> _GIVEN TEXT_
▬▬▬

Cassie Holt and the Lost Souls

Cassie Holt and her band the Lost Souls bring you back to the smoke-filled bars of yesteryear. You know, a spot that's a little run down, where the air conditioning does work, but only sometimes. It's worth it though, because the music's always good. With like Holt's, her powerful vocals swing through the air and hit you square in the chest like a battering ram. The Lost Souls accompany her and create a gloomy backdrop such that every surface that the notes from Cassie Holt and the Lost Souls touches turns black and white or sepia.

BeMyFiasco

BeMyFiasco, government name Bianca Rodriguez, may be the closest you'll come to finding a new Badu in Dallas. She takes hip-hop's edge and places her fine vocals over production with breakbeats, bass-heavy tracks and smooth cruising snares. She's also no stranger to the neo-soul sound pioneered by Badu. BeMyFiasco's music has enough attitude and fervor to actually hold a seven-nation army back.

The Delve

Who is the Delve? What is the Delve? There's a bit of mystery here. No Facebook page. A single song on Soundcloud. But, that one song is well worth mentioning. "Lies" takes its cues from fellow recent R&B acts as mystery (looking at you, the Weeknd) and experiments with the usual constraints of the genre. The Delve effortlessly sings over deep synth production that is the audio manifestation of iTunes visualizer. Pay attention here; some good stuff is surely on its way.

Larry g(EE)

The dapper gentleman Larry g(EE) scored a spot on Jimmy Kimmel Live! in late 2012. It was well earned. He's last on this list because for the past year or two, Larry g(EE) has been making a splash in this city for his energetic live shows. It's assumed that you're wholly familiar, but then we all know what happens we assume. Maybe you're new in town or when he's performed something else piqued your interest that night, be it another band or Netflix. But seeing Larry g(EE) obliterate a crowd, yourself included, with his tailored brand of soul Dallas bucket-list experience at this point.

▬▬▬

> _LISTING_
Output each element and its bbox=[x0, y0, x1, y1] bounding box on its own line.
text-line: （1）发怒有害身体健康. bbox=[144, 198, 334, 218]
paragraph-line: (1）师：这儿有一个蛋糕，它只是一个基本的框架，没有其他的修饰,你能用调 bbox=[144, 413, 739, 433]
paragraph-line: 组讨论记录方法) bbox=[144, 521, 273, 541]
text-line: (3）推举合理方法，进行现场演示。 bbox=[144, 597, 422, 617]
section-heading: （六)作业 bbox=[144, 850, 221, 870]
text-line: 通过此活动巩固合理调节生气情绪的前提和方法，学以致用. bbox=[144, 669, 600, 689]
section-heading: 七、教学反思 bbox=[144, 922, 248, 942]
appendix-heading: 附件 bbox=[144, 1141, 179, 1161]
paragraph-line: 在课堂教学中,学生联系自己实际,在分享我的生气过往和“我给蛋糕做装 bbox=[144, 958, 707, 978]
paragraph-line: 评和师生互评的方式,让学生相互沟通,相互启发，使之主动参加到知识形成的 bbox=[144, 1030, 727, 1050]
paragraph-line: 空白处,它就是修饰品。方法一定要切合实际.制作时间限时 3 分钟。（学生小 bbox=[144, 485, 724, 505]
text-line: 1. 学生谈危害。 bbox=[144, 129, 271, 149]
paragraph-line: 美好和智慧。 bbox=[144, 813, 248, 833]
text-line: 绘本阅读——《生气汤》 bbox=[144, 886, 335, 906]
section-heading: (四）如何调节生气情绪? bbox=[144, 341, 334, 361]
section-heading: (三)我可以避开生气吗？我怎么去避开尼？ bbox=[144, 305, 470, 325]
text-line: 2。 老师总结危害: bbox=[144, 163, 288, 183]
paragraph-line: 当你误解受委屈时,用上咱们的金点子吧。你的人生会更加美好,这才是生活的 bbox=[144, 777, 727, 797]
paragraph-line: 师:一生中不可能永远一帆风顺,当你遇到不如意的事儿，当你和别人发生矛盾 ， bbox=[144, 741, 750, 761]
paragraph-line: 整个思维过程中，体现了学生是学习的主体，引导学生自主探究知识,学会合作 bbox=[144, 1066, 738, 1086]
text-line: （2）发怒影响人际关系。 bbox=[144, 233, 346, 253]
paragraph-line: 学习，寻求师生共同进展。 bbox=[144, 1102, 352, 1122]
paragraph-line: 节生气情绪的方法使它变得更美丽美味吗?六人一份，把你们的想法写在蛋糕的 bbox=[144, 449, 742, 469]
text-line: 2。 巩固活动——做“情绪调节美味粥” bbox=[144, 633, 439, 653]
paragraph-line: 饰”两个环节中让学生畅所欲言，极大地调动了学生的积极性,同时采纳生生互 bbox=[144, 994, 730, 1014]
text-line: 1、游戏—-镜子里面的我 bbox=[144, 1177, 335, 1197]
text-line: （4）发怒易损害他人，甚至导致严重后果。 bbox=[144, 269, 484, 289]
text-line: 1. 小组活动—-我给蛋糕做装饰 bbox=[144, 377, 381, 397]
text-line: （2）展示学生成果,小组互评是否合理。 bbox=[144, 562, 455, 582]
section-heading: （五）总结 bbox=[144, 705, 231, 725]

▬▬▬

Reproduce word for word everything in the text on Dallas soul and R&B acts from "The dapper gentleman" down to "at this point.".

> _ANSWER IN FULL_
The dapper gentleman Larry g(EE) scored a spot on Jimmy Kimmel Live! in late 2012. It was well earned. He's last on this list because for the past year or two, Larry g(EE) has been making a splash in this city for his energetic live shows. It's assumed that you're wholly familiar, but then we all know what happens we assume. Maybe you're new in town or when he's performed something else piqued your interest that night, be it another band or Netflix. But seeing Larry g(EE) obliterate a crowd, yourself included, with his tailored brand of soul Dallas bucket-list experience at this point.